Do this
Your answer should be one number: how many lines of the records hold the string "Treasuries".
[Start of Supplied material]
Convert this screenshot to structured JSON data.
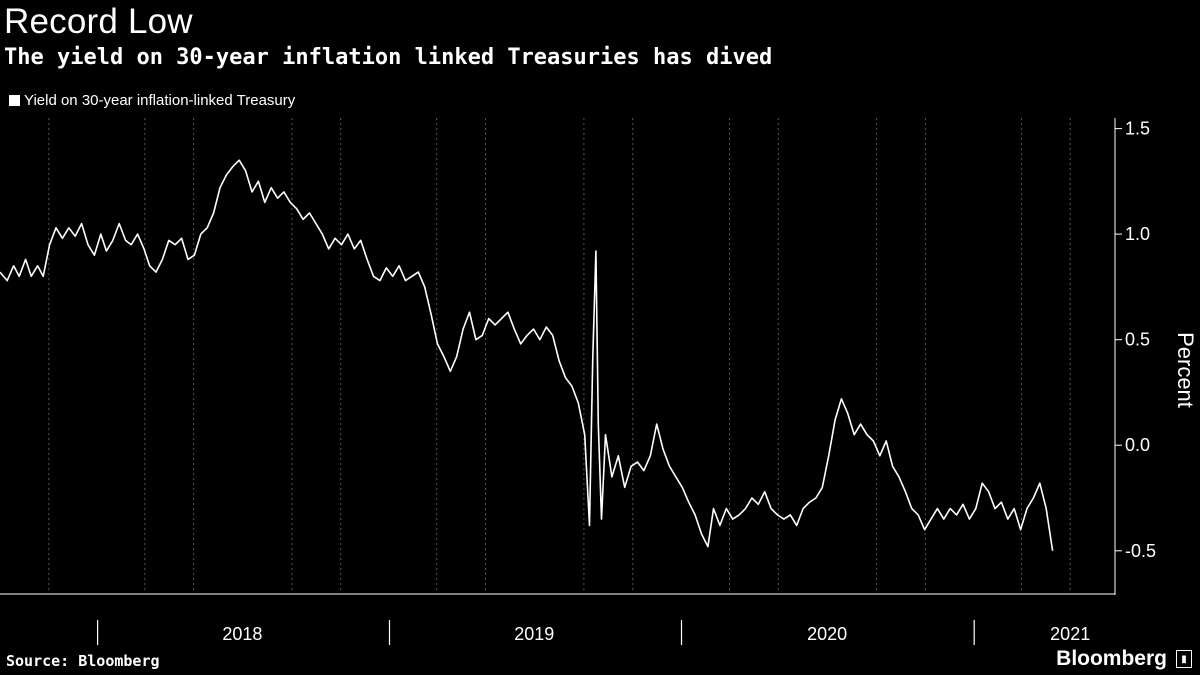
{
  "header": {
    "title": "Record Low",
    "subtitle": "The yield on 30-year inflation linked Treasuries has dived"
  },
  "footer": {
    "source": "Source: Bloomberg",
    "brand": "Bloomberg"
  },
  "colors": {
    "background": "#000000",
    "series": "#ffffff",
    "grid": "#555555"
  },
  "chart_data": {
    "type": "line",
    "title": "Record Low",
    "subtitle": "The yield on 30-year inflation linked Treasuries has dived",
    "ylabel": "Percent",
    "xlabel": "",
    "ylim": [
      -0.7,
      1.55
    ],
    "yticks": [
      1.5,
      1.0,
      0.5,
      0.0,
      -0.5
    ],
    "ytick_labels": [
      "1.5",
      "1.0",
      "0.5",
      "0.0",
      "-0.5"
    ],
    "xlim": [
      "2017-09-01",
      "2021-06-26"
    ],
    "year_labels": [
      {
        "label": "2018",
        "center": "2018-07-01"
      },
      {
        "label": "2019",
        "center": "2019-07-01"
      },
      {
        "label": "2020",
        "center": "2020-07-01"
      },
      {
        "label": "2021",
        "center": "2021-05-01"
      }
    ],
    "year_boundaries": [
      "2018-01-01",
      "2019-01-01",
      "2020-01-01",
      "2021-01-01"
    ],
    "grid": {
      "vertical": true,
      "horizontal": false,
      "vertical_lines": [
        "2017-11-01",
        "2018-03-01",
        "2018-05-01",
        "2018-09-01",
        "2018-11-01",
        "2019-03-01",
        "2019-05-01",
        "2019-09-01",
        "2019-11-01",
        "2020-03-01",
        "2020-05-01",
        "2020-09-01",
        "2020-11-01",
        "2021-03-01",
        "2021-05-01"
      ]
    },
    "legend": {
      "placement": "top-left",
      "entries": [
        "Yield on 30-year inflation-linked Treasury"
      ]
    },
    "series": [
      {
        "name": "Yield on 30-year inflation-linked Treasury",
        "points": [
          [
            "2017-09-01",
            0.82
          ],
          [
            "2017-09-10",
            0.78
          ],
          [
            "2017-09-18",
            0.85
          ],
          [
            "2017-09-25",
            0.8
          ],
          [
            "2017-10-03",
            0.88
          ],
          [
            "2017-10-10",
            0.8
          ],
          [
            "2017-10-18",
            0.85
          ],
          [
            "2017-10-25",
            0.8
          ],
          [
            "2017-11-02",
            0.95
          ],
          [
            "2017-11-10",
            1.03
          ],
          [
            "2017-11-18",
            0.98
          ],
          [
            "2017-11-26",
            1.03
          ],
          [
            "2017-12-04",
            0.99
          ],
          [
            "2017-12-12",
            1.05
          ],
          [
            "2017-12-20",
            0.95
          ],
          [
            "2017-12-28",
            0.9
          ],
          [
            "2018-01-05",
            1.0
          ],
          [
            "2018-01-12",
            0.92
          ],
          [
            "2018-01-20",
            0.97
          ],
          [
            "2018-01-28",
            1.05
          ],
          [
            "2018-02-05",
            0.97
          ],
          [
            "2018-02-12",
            0.95
          ],
          [
            "2018-02-20",
            1.0
          ],
          [
            "2018-02-28",
            0.93
          ],
          [
            "2018-03-07",
            0.85
          ],
          [
            "2018-03-15",
            0.82
          ],
          [
            "2018-03-23",
            0.88
          ],
          [
            "2018-03-31",
            0.97
          ],
          [
            "2018-04-08",
            0.95
          ],
          [
            "2018-04-16",
            0.98
          ],
          [
            "2018-04-24",
            0.88
          ],
          [
            "2018-05-02",
            0.9
          ],
          [
            "2018-05-10",
            1.0
          ],
          [
            "2018-05-18",
            1.03
          ],
          [
            "2018-05-26",
            1.1
          ],
          [
            "2018-06-03",
            1.22
          ],
          [
            "2018-06-11",
            1.28
          ],
          [
            "2018-06-19",
            1.32
          ],
          [
            "2018-06-27",
            1.35
          ],
          [
            "2018-07-05",
            1.3
          ],
          [
            "2018-07-13",
            1.2
          ],
          [
            "2018-07-21",
            1.25
          ],
          [
            "2018-07-29",
            1.15
          ],
          [
            "2018-08-06",
            1.22
          ],
          [
            "2018-08-14",
            1.17
          ],
          [
            "2018-08-22",
            1.2
          ],
          [
            "2018-08-30",
            1.15
          ],
          [
            "2018-09-07",
            1.12
          ],
          [
            "2018-09-15",
            1.07
          ],
          [
            "2018-09-23",
            1.1
          ],
          [
            "2018-10-01",
            1.05
          ],
          [
            "2018-10-09",
            1.0
          ],
          [
            "2018-10-17",
            0.93
          ],
          [
            "2018-10-25",
            0.98
          ],
          [
            "2018-11-02",
            0.95
          ],
          [
            "2018-11-10",
            1.0
          ],
          [
            "2018-11-18",
            0.93
          ],
          [
            "2018-11-26",
            0.97
          ],
          [
            "2018-12-04",
            0.88
          ],
          [
            "2018-12-12",
            0.8
          ],
          [
            "2018-12-20",
            0.78
          ],
          [
            "2018-12-28",
            0.84
          ],
          [
            "2019-01-05",
            0.8
          ],
          [
            "2019-01-13",
            0.85
          ],
          [
            "2019-01-21",
            0.78
          ],
          [
            "2019-01-29",
            0.8
          ],
          [
            "2019-02-06",
            0.82
          ],
          [
            "2019-02-14",
            0.75
          ],
          [
            "2019-02-22",
            0.62
          ],
          [
            "2019-03-02",
            0.48
          ],
          [
            "2019-03-10",
            0.42
          ],
          [
            "2019-03-18",
            0.35
          ],
          [
            "2019-03-26",
            0.42
          ],
          [
            "2019-04-03",
            0.55
          ],
          [
            "2019-04-11",
            0.63
          ],
          [
            "2019-04-19",
            0.5
          ],
          [
            "2019-04-27",
            0.52
          ],
          [
            "2019-05-05",
            0.6
          ],
          [
            "2019-05-13",
            0.57
          ],
          [
            "2019-05-21",
            0.6
          ],
          [
            "2019-05-29",
            0.63
          ],
          [
            "2019-06-06",
            0.55
          ],
          [
            "2019-06-14",
            0.48
          ],
          [
            "2019-06-22",
            0.52
          ],
          [
            "2019-06-30",
            0.55
          ],
          [
            "2019-07-08",
            0.5
          ],
          [
            "2019-07-16",
            0.56
          ],
          [
            "2019-07-24",
            0.52
          ],
          [
            "2019-08-01",
            0.4
          ],
          [
            "2019-08-09",
            0.32
          ],
          [
            "2019-08-17",
            0.28
          ],
          [
            "2019-08-25",
            0.2
          ],
          [
            "2019-09-02",
            0.05
          ],
          [
            "2019-09-08",
            -0.38
          ],
          [
            "2019-09-12",
            0.4
          ],
          [
            "2019-09-16",
            0.92
          ],
          [
            "2019-09-19",
            0.1
          ],
          [
            "2019-09-23",
            -0.35
          ],
          [
            "2019-09-28",
            0.05
          ],
          [
            "2019-10-06",
            -0.15
          ],
          [
            "2019-10-14",
            -0.05
          ],
          [
            "2019-10-22",
            -0.2
          ],
          [
            "2019-10-30",
            -0.1
          ],
          [
            "2019-11-07",
            -0.08
          ],
          [
            "2019-11-15",
            -0.12
          ],
          [
            "2019-11-23",
            -0.05
          ],
          [
            "2019-12-01",
            0.1
          ],
          [
            "2019-12-09",
            -0.02
          ],
          [
            "2019-12-17",
            -0.1
          ],
          [
            "2019-12-25",
            -0.15
          ],
          [
            "2020-01-02",
            -0.2
          ],
          [
            "2020-01-10",
            -0.27
          ],
          [
            "2020-01-18",
            -0.33
          ],
          [
            "2020-01-26",
            -0.42
          ],
          [
            "2020-02-03",
            -0.48
          ],
          [
            "2020-02-10",
            -0.3
          ],
          [
            "2020-02-18",
            -0.38
          ],
          [
            "2020-02-26",
            -0.3
          ],
          [
            "2020-03-05",
            -0.35
          ],
          [
            "2020-03-13",
            -0.33
          ],
          [
            "2020-03-21",
            -0.3
          ],
          [
            "2020-03-29",
            -0.25
          ],
          [
            "2020-04-06",
            -0.28
          ],
          [
            "2020-04-14",
            -0.22
          ],
          [
            "2020-04-22",
            -0.3
          ],
          [
            "2020-04-30",
            -0.33
          ],
          [
            "2020-05-08",
            -0.35
          ],
          [
            "2020-05-16",
            -0.33
          ],
          [
            "2020-05-24",
            -0.38
          ],
          [
            "2020-06-01",
            -0.3
          ],
          [
            "2020-06-09",
            -0.27
          ],
          [
            "2020-06-17",
            -0.25
          ],
          [
            "2020-06-25",
            -0.2
          ],
          [
            "2020-07-03",
            -0.05
          ],
          [
            "2020-07-11",
            0.12
          ],
          [
            "2020-07-19",
            0.22
          ],
          [
            "2020-07-27",
            0.15
          ],
          [
            "2020-08-04",
            0.05
          ],
          [
            "2020-08-12",
            0.1
          ],
          [
            "2020-08-20",
            0.05
          ],
          [
            "2020-08-28",
            0.02
          ],
          [
            "2020-09-05",
            -0.05
          ],
          [
            "2020-09-13",
            0.02
          ],
          [
            "2020-09-21",
            -0.1
          ],
          [
            "2020-09-29",
            -0.15
          ],
          [
            "2020-10-07",
            -0.22
          ],
          [
            "2020-10-15",
            -0.3
          ],
          [
            "2020-10-23",
            -0.33
          ],
          [
            "2020-10-31",
            -0.4
          ],
          [
            "2020-11-08",
            -0.35
          ],
          [
            "2020-11-16",
            -0.3
          ],
          [
            "2020-11-24",
            -0.35
          ],
          [
            "2020-12-02",
            -0.3
          ],
          [
            "2020-12-10",
            -0.33
          ],
          [
            "2020-12-18",
            -0.28
          ],
          [
            "2020-12-26",
            -0.35
          ],
          [
            "2021-01-03",
            -0.3
          ],
          [
            "2021-01-11",
            -0.18
          ],
          [
            "2021-01-19",
            -0.22
          ],
          [
            "2021-01-27",
            -0.3
          ],
          [
            "2021-02-04",
            -0.27
          ],
          [
            "2021-02-12",
            -0.35
          ],
          [
            "2021-02-20",
            -0.3
          ],
          [
            "2021-02-28",
            -0.4
          ],
          [
            "2021-03-08",
            -0.3
          ],
          [
            "2021-03-16",
            -0.25
          ],
          [
            "2021-03-24",
            -0.18
          ],
          [
            "2021-04-01",
            -0.3
          ],
          [
            "2021-04-09",
            -0.5
          ]
        ]
      }
    ]
  }
}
[End of Supplied material]
Response
2